■ **Texte à lire**:
======
Troisième et avant-dernier jour du septième festival du film asiatique de Deauville avec des salles bien mieux remplies (week-end oblige) et pas moins de quatre nouveaux films en compétition dont deux dans la section « Asian action ».
HOLIDAY DREAMING (Taiwan, 2004)
Réalisateur : Fu-chun Hsu
Résumé : Deux jeunes hommes, Ah-Zhou et Xiao-Gui, sont sur le point de finir leur service militaire dans la marine. Une semaine avant la quille, leur supérieur leur demande de retrouver un déserteur qui s’est enfui de la caserne, armé d’un fusil
Depuis le début du festival, tous les films présentés faisaient preuve, à différents niveaux, d’une certaine gravité. L’exception à cette règle nous vient de Taiwan et se nomme Holiday dreaming. Un titre doublement adapté une fois de plus (comme pour le japonais Charon présenté la veille) puisque à la base de l’histoire se trouve un rêve du réalisateur pour une de ses anciennes camarades de classe qu’il a choisit de décliner avec légèreté. En effet, à partir de ce point de départ, Holiday dreaming se transforme rapidement en une très belle invitation, complètement décomplexée, à l’évasion, la drôlerie, le rêve et l’émotion en compagnie de ces deux soldats partis en quête d’un déserteur et d’une ancienne amie d’enfance et qui ne perdent pas la moindre occasion de se distinguer. Simple, beau et efficace.
Au même moment, dans la salle du casino avait lieu une nouvelle rencontre percutante dans la section « Asian action »
SURVIVE STYLE 5+ (Japon, 2004)
Réalisateur : Gen Sekiguchi
Résumé : Un mari et sa femme mourante, un hypnotiseur à succès, une publicitaire, un homme convaincu d’être un oiseau et un tueur à gages. Toutes ces vies, qui à priori n’ont pas grand-chose en commun, vont se retrouver étroitement liées jusqu’à une fin des plus surprenantes.
Le générique de début donne le ton : criard, coloré, agité. Comédie délirante, voire débile, Survive Style emprunte son concept au film choral (de Short cuts à Pulp fiction), et ne se gêne d’ailleurs pas pour aller dans tous les sens. Ce joyeux n’importe quoi, tout à fait assumé, garde une cohérence relative mais suffisante pour tenir le spectateur en haleine. L’humour trash et le comique de répétition sont de mises, et quelques idées originales, comme les intermèdes publicitaires, permettent de dynamiser un ensemble déjà bien allumé. S’il aurait gagné à être condensé sur 1h30 au lieu de 2h, le film n’en reste pas moins un coup au derrière vivifiant. Pourtant, en filigrane, un constat, ou plutôt une question moins optimiste se profile. Le sentiment d’une certaine occidentalisation tant sur la forme que dans le fond. La présence en guest du britannique Vinnie Jones (Snatch) n’est pas une preuve, mais le doute est permis. À suivre.
======
[Lignes d'un jeu de données]
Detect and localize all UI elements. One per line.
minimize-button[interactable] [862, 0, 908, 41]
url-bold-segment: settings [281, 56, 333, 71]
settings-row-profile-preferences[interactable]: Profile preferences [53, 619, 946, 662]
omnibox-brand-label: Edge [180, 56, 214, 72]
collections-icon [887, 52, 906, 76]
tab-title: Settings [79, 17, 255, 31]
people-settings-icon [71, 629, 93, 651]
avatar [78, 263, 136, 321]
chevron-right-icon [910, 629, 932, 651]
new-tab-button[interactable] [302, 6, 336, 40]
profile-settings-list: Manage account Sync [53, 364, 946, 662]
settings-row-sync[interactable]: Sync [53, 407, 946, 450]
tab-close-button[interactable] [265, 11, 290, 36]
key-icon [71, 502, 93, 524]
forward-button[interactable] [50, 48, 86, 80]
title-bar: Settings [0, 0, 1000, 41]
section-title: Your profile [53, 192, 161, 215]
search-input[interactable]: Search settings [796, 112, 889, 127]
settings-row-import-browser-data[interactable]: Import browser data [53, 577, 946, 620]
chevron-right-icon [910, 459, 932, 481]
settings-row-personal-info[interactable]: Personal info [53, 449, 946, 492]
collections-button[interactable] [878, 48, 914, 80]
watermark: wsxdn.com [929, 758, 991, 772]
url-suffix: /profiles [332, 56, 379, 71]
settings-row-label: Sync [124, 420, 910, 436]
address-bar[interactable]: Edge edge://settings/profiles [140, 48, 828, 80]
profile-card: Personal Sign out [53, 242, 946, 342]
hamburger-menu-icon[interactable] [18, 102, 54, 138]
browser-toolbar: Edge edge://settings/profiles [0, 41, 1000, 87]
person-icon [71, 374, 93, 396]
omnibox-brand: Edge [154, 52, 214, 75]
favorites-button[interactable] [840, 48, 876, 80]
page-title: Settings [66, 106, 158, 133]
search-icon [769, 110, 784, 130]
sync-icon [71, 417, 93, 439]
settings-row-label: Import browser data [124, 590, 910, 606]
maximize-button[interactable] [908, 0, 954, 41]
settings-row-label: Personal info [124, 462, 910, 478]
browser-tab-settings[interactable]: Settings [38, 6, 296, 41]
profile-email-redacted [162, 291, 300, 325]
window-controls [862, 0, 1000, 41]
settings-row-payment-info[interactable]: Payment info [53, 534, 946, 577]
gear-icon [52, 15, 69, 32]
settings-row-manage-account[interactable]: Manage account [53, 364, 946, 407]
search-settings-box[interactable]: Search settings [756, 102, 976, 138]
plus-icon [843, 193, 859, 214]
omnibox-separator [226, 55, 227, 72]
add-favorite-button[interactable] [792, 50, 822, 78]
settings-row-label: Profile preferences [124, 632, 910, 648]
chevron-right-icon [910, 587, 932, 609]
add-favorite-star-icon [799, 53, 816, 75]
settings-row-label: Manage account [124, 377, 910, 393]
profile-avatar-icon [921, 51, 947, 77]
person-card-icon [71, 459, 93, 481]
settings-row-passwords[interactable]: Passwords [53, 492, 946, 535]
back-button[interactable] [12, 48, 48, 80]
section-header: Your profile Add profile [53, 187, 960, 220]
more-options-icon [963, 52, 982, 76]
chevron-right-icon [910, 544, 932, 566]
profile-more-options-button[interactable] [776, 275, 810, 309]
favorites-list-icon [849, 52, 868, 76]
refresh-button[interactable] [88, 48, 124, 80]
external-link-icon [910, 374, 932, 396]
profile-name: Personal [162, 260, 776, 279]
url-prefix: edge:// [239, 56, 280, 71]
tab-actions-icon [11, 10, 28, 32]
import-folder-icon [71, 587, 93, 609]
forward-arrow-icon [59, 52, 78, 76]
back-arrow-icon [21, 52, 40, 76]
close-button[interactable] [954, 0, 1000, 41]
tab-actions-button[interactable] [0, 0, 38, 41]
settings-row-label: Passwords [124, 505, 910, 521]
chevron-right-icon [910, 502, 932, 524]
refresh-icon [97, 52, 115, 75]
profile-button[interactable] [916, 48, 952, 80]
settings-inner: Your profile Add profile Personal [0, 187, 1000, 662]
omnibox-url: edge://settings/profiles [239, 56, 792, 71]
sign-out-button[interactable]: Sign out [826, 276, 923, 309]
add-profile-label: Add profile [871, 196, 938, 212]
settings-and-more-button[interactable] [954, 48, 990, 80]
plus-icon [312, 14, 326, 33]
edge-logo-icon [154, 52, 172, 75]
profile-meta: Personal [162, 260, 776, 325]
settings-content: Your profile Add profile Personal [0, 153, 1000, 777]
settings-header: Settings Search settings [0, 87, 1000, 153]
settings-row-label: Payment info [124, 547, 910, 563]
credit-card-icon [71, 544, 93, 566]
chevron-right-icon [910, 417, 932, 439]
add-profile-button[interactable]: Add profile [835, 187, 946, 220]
======
■ **Exercices à réaliser**:
1. Répondez à ces questions sur le compte rendu du festival :
(a) Qui a réalisé Holiday dreaming ?
(b) Quelle est la durée de Survive Style 5+, et à quelle durée aurait-il gagné à être condensé ?
(c) Quel acteur britannique figure en guest dans Survive Style 5+ ?
2. Recopiez à l'identique les lignes de la liste, de la toute première jusqu'à celle contenant « new-tab-button[interactable] [302, 6, 336, 40] », incluses.
Le compte rendu du festival et la liste n'ont aucun lien entre eux.

■ **Corrigés**:
1.
(a) Fu-chun Hsu.
(b) Il dure 2h et aurait gagné à être condensé sur 1h30.
(c) Vinnie Jones.

2.
Detect and localize all UI elements. One per line.
minimize-button[interactable] [862, 0, 908, 41]
url-bold-segment: settings [281, 56, 333, 71]
settings-row-profile-preferences[interactable]: Profile preferences [53, 619, 946, 662]
omnibox-brand-label: Edge [180, 56, 214, 72]
collections-icon [887, 52, 906, 76]
tab-title: Settings [79, 17, 255, 31]
people-settings-icon [71, 629, 93, 651]
avatar [78, 263, 136, 321]
chevron-right-icon [910, 629, 932, 651]
new-tab-button[interactable] [302, 6, 336, 40]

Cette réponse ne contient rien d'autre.